- Objective:
Locate the line that contains "OCR this image.". Print it and each following line through the end of the listing, verbatim, and nothing more.

········

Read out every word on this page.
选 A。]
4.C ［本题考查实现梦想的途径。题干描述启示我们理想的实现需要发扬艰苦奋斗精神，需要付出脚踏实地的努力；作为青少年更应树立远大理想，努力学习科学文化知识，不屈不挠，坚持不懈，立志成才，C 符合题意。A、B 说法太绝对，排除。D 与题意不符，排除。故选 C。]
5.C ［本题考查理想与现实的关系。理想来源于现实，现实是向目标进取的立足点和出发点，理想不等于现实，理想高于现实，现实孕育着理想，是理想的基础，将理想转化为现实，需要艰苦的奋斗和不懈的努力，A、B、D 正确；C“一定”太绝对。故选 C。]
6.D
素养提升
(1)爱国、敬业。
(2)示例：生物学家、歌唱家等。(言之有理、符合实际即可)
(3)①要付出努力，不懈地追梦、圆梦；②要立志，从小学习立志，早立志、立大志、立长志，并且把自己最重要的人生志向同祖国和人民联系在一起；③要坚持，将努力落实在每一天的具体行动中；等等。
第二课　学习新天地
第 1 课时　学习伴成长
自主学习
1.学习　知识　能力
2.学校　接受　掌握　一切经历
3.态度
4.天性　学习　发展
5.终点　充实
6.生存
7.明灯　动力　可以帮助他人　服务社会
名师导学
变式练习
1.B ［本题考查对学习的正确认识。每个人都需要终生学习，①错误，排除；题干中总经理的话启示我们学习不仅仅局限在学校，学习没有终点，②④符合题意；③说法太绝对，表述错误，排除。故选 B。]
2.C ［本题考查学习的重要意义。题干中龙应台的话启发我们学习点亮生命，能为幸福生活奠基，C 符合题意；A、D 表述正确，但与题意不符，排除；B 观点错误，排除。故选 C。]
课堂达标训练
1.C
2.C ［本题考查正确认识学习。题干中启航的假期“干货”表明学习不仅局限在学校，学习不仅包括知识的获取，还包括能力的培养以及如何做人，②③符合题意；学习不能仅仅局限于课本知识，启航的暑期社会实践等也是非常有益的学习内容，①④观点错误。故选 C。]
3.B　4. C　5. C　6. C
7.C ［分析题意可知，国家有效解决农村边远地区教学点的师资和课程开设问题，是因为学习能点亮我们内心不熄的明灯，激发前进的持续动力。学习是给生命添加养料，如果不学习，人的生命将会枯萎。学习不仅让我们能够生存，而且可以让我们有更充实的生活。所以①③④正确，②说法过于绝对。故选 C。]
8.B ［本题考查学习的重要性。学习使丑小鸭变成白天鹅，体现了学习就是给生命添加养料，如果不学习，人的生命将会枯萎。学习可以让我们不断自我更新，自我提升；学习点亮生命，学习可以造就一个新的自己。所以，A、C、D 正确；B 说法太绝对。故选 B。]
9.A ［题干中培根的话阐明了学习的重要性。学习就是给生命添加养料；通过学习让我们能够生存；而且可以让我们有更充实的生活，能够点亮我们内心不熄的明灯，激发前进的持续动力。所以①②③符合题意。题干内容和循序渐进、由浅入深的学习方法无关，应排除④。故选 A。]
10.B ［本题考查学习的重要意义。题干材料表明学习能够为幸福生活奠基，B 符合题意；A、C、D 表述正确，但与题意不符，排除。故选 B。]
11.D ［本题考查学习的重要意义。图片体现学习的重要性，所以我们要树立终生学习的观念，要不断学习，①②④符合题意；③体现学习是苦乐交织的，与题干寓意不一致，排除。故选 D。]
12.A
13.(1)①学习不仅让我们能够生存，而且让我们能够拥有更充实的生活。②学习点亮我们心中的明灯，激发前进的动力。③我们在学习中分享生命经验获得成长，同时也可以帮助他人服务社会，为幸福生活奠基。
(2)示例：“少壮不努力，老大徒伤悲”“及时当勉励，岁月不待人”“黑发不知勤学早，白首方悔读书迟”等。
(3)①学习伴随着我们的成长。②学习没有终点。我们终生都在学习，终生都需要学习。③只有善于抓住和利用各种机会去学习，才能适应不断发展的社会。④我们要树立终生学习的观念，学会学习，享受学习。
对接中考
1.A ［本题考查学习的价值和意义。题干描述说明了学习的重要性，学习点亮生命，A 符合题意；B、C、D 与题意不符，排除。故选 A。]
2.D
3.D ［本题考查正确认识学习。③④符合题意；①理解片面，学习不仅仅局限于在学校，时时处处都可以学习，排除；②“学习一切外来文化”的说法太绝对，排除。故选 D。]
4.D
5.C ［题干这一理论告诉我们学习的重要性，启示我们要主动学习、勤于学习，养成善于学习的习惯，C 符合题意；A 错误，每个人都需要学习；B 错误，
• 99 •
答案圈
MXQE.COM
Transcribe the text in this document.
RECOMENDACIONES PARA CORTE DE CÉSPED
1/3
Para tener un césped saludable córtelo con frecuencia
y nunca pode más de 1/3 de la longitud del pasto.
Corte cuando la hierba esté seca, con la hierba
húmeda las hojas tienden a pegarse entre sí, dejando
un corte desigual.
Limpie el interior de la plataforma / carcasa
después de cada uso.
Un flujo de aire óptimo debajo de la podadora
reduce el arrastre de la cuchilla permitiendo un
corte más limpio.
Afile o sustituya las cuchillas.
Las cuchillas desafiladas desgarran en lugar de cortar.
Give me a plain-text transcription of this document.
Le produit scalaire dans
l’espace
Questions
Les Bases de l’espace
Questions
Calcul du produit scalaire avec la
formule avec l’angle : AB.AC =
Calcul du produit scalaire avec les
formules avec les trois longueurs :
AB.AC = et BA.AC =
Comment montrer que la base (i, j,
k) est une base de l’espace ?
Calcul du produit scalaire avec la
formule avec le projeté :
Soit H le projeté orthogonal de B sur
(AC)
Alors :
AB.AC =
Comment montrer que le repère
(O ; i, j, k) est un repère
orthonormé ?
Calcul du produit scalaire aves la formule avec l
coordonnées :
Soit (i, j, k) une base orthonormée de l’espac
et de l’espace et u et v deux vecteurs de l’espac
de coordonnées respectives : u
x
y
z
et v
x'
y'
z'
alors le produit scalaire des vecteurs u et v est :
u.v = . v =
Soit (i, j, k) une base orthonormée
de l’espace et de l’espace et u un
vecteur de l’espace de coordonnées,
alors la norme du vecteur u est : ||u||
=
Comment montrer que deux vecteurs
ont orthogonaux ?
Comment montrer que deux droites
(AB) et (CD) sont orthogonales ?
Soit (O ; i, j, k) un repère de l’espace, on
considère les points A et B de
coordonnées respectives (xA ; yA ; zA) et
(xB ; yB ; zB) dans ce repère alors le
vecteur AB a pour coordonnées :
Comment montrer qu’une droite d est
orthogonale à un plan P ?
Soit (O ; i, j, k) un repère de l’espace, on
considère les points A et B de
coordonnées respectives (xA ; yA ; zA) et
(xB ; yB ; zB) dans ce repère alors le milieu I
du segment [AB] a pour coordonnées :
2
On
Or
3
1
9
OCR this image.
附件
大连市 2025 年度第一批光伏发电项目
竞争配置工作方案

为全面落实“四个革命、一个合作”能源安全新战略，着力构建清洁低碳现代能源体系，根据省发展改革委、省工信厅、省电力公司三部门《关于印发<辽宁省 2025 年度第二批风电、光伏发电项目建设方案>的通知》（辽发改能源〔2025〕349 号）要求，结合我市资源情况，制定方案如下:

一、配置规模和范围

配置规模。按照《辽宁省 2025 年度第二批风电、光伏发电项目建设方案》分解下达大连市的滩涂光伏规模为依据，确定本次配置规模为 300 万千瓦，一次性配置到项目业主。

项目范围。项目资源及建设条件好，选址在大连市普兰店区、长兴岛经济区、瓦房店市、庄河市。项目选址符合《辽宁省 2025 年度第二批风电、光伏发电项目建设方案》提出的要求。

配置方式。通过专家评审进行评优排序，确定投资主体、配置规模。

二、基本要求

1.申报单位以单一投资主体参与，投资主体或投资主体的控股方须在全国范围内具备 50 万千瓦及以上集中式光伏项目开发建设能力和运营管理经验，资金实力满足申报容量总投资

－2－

········

- The completed task:
OCR this image.
附件
大连市 2025 年度第一批光伏发电项目
竞争配置工作方案

为全面落实“四个革命、一个合作”能源安全新战略，着力构建清洁低碳现代能源体系，根据省发展改革委、省工信厅、省电力公司三部门《关于印发<辽宁省 2025 年度第二批风电、光伏发电项目建设方案>的通知》（辽发改能源〔2025〕349 号）要求，结合我市资源情况，制定方案如下:

一、配置规模和范围

配置规模。按照《辽宁省 2025 年度第二批风电、光伏发电项目建设方案》分解下达大连市的滩涂光伏规模为依据，确定本次配置规模为 300 万千瓦，一次性配置到项目业主。

项目范围。项目资源及建设条件好，选址在大连市普兰店区、长兴岛经济区、瓦房店市、庄河市。项目选址符合《辽宁省 2025 年度第二批风电、光伏发电项目建设方案》提出的要求。

配置方式。通过专家评审进行评优排序，确定投资主体、配置规模。

二、基本要求

1.申报单位以单一投资主体参与，投资主体或投资主体的控股方须在全国范围内具备 50 万千瓦及以上集中式光伏项目开发建设能力和运营管理经验，资金实力满足申报容量总投资

－2－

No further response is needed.